Extracted records

..............................

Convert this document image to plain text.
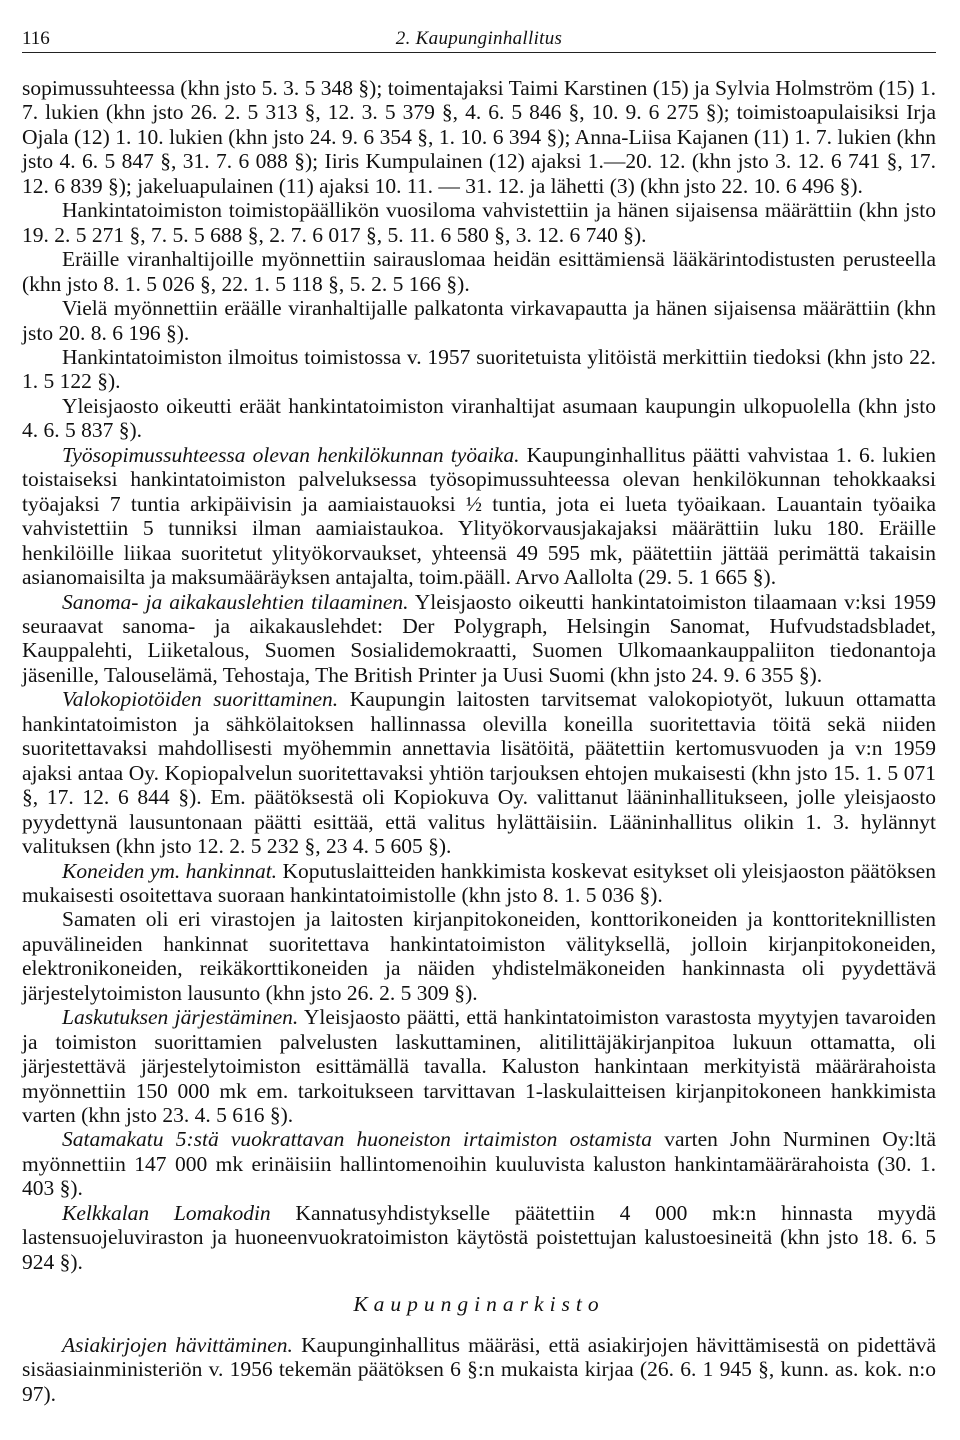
116	2. Kaupunginhallitus

sopimussuhteessa (khn jsto 5. 3. 5 348 §); toimentajaksi Taimi Karstinen (15) ja Sylvia Holmström (15) 1. 7. lukien (khn jsto 26. 2. 5 313 §, 12. 3. 5 379 §, 4. 6. 5 846 §, 10. 9. 6 275 §); toimistoapulaisiksi Irja Ojala (12) 1. 10. lukien (khn jsto 24. 9. 6 354 §, 1. 10. 6 394 §); Anna-Liisa Kajanen (11) 1. 7. lukien (khn jsto 4. 6. 5 847 §, 31. 7. 6 088 §); Iiris Kumpulainen (12) ajaksi 1.—20. 12. (khn jsto 3. 12. 6 741 §, 17. 12. 6 839 §); jakeluapulainen (11) ajaksi 10. 11. — 31. 12. ja lähetti (3) (khn jsto 22. 10. 6 496 §).

Hankintatoimiston toimistopäällikön vuosiloma vahvistettiin ja hänen sijaisensa määrättiin (khn jsto 19. 2. 5 271 §, 7. 5. 5 688 §, 2. 7. 6 017 §, 5. 11. 6 580 §, 3. 12. 6 740 §).

Eräille viranhaltijoille myönnettiin sairauslomaa heidän esittämiensä lääkärintodistusten perusteella (khn jsto 8. 1. 5 026 §, 22. 1. 5 118 §, 5. 2. 5 166 §).

Vielä myönnettiin eräälle viranhaltijalle palkatonta virkavapautta ja hänen sijaisensa määrättiin (khn jsto 20. 8. 6 196 §).

Hankintatoimiston ilmoitus toimistossa v. 1957 suoritetuista ylitöistä merkittiin tiedoksi (khn jsto 22. 1. 5 122 §).

Yleisjaosto oikeutti eräät hankintatoimiston viranhaltijat asumaan kaupungin ulkopuolella (khn jsto 4. 6. 5 837 §).

Työsopimussuhteessa olevan henkilökunnan työaika. Kaupunginhallitus päätti vahvistaa 1. 6. lukien toistaiseksi hankintatoimiston palveluksessa työsopimussuhteessa olevan henkilökunnan tehokkaaksi työajaksi 7 tuntia arkipäivisin ja aamiaistauoksi ½ tuntia, jota ei lueta työaikaan. Lauantain työaika vahvistettiin 5 tunniksi ilman aamiaistaukoa. Ylityökorvausjakajaksi määrättiin luku 180. Eräille henkilöille liikaa suoritetut ylityökorvaukset, yhteensä 49 595 mk, päätettiin jättää perimättä takaisin asianomaisilta ja maksumääräyksen antajalta, toim.pääll. Arvo Aallolta (29. 5. 1 665 §).

Sanoma- ja aikakauslehtien tilaaminen. Yleisjaosto oikeutti hankintatoimiston tilaamaan v:ksi 1959 seuraavat sanoma- ja aikakauslehdet: Der Polygraph, Helsingin Sanomat, Hufvudstadsbladet, Kauppalehti, Liiketalous, Suomen Sosialidemokraatti, Suomen Ulkomaankauppaliiton tiedonantoja jäsenille, Talouselämä, Tehostaja, The British Printer ja Uusi Suomi (khn jsto 24. 9. 6 355 §).

Valokopiotöiden suorittaminen. Kaupungin laitosten tarvitsemat valokopiotyöt, lukuun ottamatta hankintatoimiston ja sähkölaitoksen hallinnassa olevilla koneilla suoritettavia töitä sekä niiden suoritettavaksi mahdollisesti myöhemmin annettavia lisätöitä, päätettiin kertomusvuoden ja v:n 1959 ajaksi antaa Oy. Kopiopalvelun suoritettavaksi yhtiön tarjouksen ehtojen mukaisesti (khn jsto 15. 1. 5 071 §, 17. 12. 6 844 §). Em. päätöksestä oli Kopiokuva Oy. valittanut lääninhallitukseen, jolle yleisjaosto pyydettynä lausuntonaan päätti esittää, että valitus hylättäisiin. Lääninhallitus olikin 1. 3. hylännyt valituksen (khn jsto 12. 2. 5 232 §, 23 4. 5 605 §).

Koneiden ym. hankinnat. Koputuslaitteiden hankkimista koskevat esitykset oli yleisjaoston päätöksen mukaisesti osoitettava suoraan hankintatoimistolle (khn jsto 8. 1. 5 036 §).

Samaten oli eri virastojen ja laitosten kirjanpitokoneiden, konttorikoneiden ja konttoriteknillisten apuvälineiden hankinnat suoritettava hankintatoimiston välityksellä, jolloin kirjanpitokoneiden, elektronikoneiden, reikäkorttikoneiden ja näiden yhdistelmäkoneiden hankinnasta oli pyydettävä järjestelytoimiston lausunto (khn jsto 26. 2. 5 309 §).

Laskutuksen järjestäminen. Yleisjaosto päätti, että hankintatoimiston varastosta myytyjen tavaroiden ja toimiston suorittamien palvelusten laskuttaminen, alitilittäjäkirjanpitoa lukuun ottamatta, oli järjestettävä järjestelytoimiston esittämällä tavalla. Kaluston hankintaan merkityistä määrärahoista myönnettiin 150 000 mk em. tarkoitukseen tarvittavan 1-laskulaitteisen kirjanpitokoneen hankkimista varten (khn jsto 23. 4. 5 616 §).

Satamakatu 5:stä vuokrattavan huoneiston irtaimiston ostamista varten John Nurminen Oy:ltä myönnettiin 147 000 mk erinäisiin hallintomenoihin kuuluvista kaluston hankintamäärärahoista (30. 1. 403 §).

Kelkkalan Lomakodin Kannatusyhdistykselle päätettiin 4 000 mk:n hinnasta myydä lastensuojeluviraston ja huoneenvuokratoimiston käytöstä poistettujan kalustoesineitä (khn jsto 18. 6. 5 924 §).

Kaupunginarkisto

Asiakirjojen hävittäminen. Kaupunginhallitus määräsi, että asiakirjojen hävittämisestä on pidettävä sisäasiainministeriön v. 1956 tekemän päätöksen 6 §:n mukaista kirjaa (26. 6. 1 945 §, kunn. as. kok. n:o 97).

..............................

• [Brief]: Transcribe all the data word for word; the images stay out.

• [Response to the exercise]:
Convert this document image to plain text.
116	2. Kaupunginhallitus

sopimussuhteessa (khn jsto 5. 3. 5 348 §); toimentajaksi Taimi Karstinen (15) ja Sylvia Holmström (15) 1. 7. lukien (khn jsto 26. 2. 5 313 §, 12. 3. 5 379 §, 4. 6. 5 846 §, 10. 9. 6 275 §); toimistoapulaisiksi Irja Ojala (12) 1. 10. lukien (khn jsto 24. 9. 6 354 §, 1. 10. 6 394 §); Anna-Liisa Kajanen (11) 1. 7. lukien (khn jsto 4. 6. 5 847 §, 31. 7. 6 088 §); Iiris Kumpulainen (12) ajaksi 1.—20. 12. (khn jsto 3. 12. 6 741 §, 17. 12. 6 839 §); jakeluapulainen (11) ajaksi 10. 11. — 31. 12. ja lähetti (3) (khn jsto 22. 10. 6 496 §).

Hankintatoimiston toimistopäällikön vuosiloma vahvistettiin ja hänen sijaisensa määrättiin (khn jsto 19. 2. 5 271 §, 7. 5. 5 688 §, 2. 7. 6 017 §, 5. 11. 6 580 §, 3. 12. 6 740 §).

Eräille viranhaltijoille myönnettiin sairauslomaa heidän esittämiensä lääkärintodistusten perusteella (khn jsto 8. 1. 5 026 §, 22. 1. 5 118 §, 5. 2. 5 166 §).

Vielä myönnettiin eräälle viranhaltijalle palkatonta virkavapautta ja hänen sijaisensa määrättiin (khn jsto 20. 8. 6 196 §).

Hankintatoimiston ilmoitus toimistossa v. 1957 suoritetuista ylitöistä merkittiin tiedoksi (khn jsto 22. 1. 5 122 §).

Yleisjaosto oikeutti eräät hankintatoimiston viranhaltijat asumaan kaupungin ulkopuolella (khn jsto 4. 6. 5 837 §).

Työsopimussuhteessa olevan henkilökunnan työaika. Kaupunginhallitus päätti vahvistaa 1. 6. lukien toistaiseksi hankintatoimiston palveluksessa työsopimussuhteessa olevan henkilökunnan tehokkaaksi työajaksi 7 tuntia arkipäivisin ja aamiaistauoksi ½ tuntia, jota ei lueta työaikaan. Lauantain työaika vahvistettiin 5 tunniksi ilman aamiaistaukoa. Ylityökorvausjakajaksi määrättiin luku 180. Eräille henkilöille liikaa suoritetut ylityökorvaukset, yhteensä 49 595 mk, päätettiin jättää perimättä takaisin asianomaisilta ja maksumääräyksen antajalta, toim.pääll. Arvo Aallolta (29. 5. 1 665 §).

Sanoma- ja aikakauslehtien tilaaminen. Yleisjaosto oikeutti hankintatoimiston tilaamaan v:ksi 1959 seuraavat sanoma- ja aikakauslehdet: Der Polygraph, Helsingin Sanomat, Hufvudstadsbladet, Kauppalehti, Liiketalous, Suomen Sosialidemokraatti, Suomen Ulkomaankauppaliiton tiedonantoja jäsenille, Talouselämä, Tehostaja, The British Printer ja Uusi Suomi (khn jsto 24. 9. 6 355 §).

Valokopiotöiden suorittaminen. Kaupungin laitosten tarvitsemat valokopiotyöt, lukuun ottamatta hankintatoimiston ja sähkölaitoksen hallinnassa olevilla koneilla suoritettavia töitä sekä niiden suoritettavaksi mahdollisesti myöhemmin annettavia lisätöitä, päätettiin kertomusvuoden ja v:n 1959 ajaksi antaa Oy. Kopiopalvelun suoritettavaksi yhtiön tarjouksen ehtojen mukaisesti (khn jsto 15. 1. 5 071 §, 17. 12. 6 844 §). Em. päätöksestä oli Kopiokuva Oy. valittanut lääninhallitukseen, jolle yleisjaosto pyydettynä lausuntonaan päätti esittää, että valitus hylättäisiin. Lääninhallitus olikin 1. 3. hylännyt valituksen (khn jsto 12. 2. 5 232 §, 23 4. 5 605 §).

Koneiden ym. hankinnat. Koputuslaitteiden hankkimista koskevat esitykset oli yleisjaoston päätöksen mukaisesti osoitettava suoraan hankintatoimistolle (khn jsto 8. 1. 5 036 §).

Samaten oli eri virastojen ja laitosten kirjanpitokoneiden, konttorikoneiden ja konttoriteknillisten apuvälineiden hankinnat suoritettava hankintatoimiston välityksellä, jolloin kirjanpitokoneiden, elektronikoneiden, reikäkorttikoneiden ja näiden yhdistelmäkoneiden hankinnasta oli pyydettävä järjestelytoimiston lausunto (khn jsto 26. 2. 5 309 §).

Laskutuksen järjestäminen. Yleisjaosto päätti, että hankintatoimiston varastosta myytyjen tavaroiden ja toimiston suorittamien palvelusten laskuttaminen, alitilittäjäkirjanpitoa lukuun ottamatta, oli järjestettävä järjestelytoimiston esittämällä tavalla. Kaluston hankintaan merkityistä määrärahoista myönnettiin 150 000 mk em. tarkoitukseen tarvittavan 1-laskulaitteisen kirjanpitokoneen hankkimista varten (khn jsto 23. 4. 5 616 §).

Satamakatu 5:stä vuokrattavan huoneiston irtaimiston ostamista varten John Nurminen Oy:ltä myönnettiin 147 000 mk erinäisiin hallintomenoihin kuuluvista kaluston hankintamäärärahoista (30. 1. 403 §).

Kelkkalan Lomakodin Kannatusyhdistykselle päätettiin 4 000 mk:n hinnasta myydä lastensuojeluviraston ja huoneenvuokratoimiston käytöstä poistettujan kalustoesineitä (khn jsto 18. 6. 5 924 §).

Kaupunginarkisto

Asiakirjojen hävittäminen. Kaupunginhallitus määräsi, että asiakirjojen hävittämisestä on pidettävä sisäasiainministeriön v. 1956 tekemän päätöksen 6 §:n mukaista kirjaa (26. 6. 1 945 §, kunn. as. kok. n:o 97).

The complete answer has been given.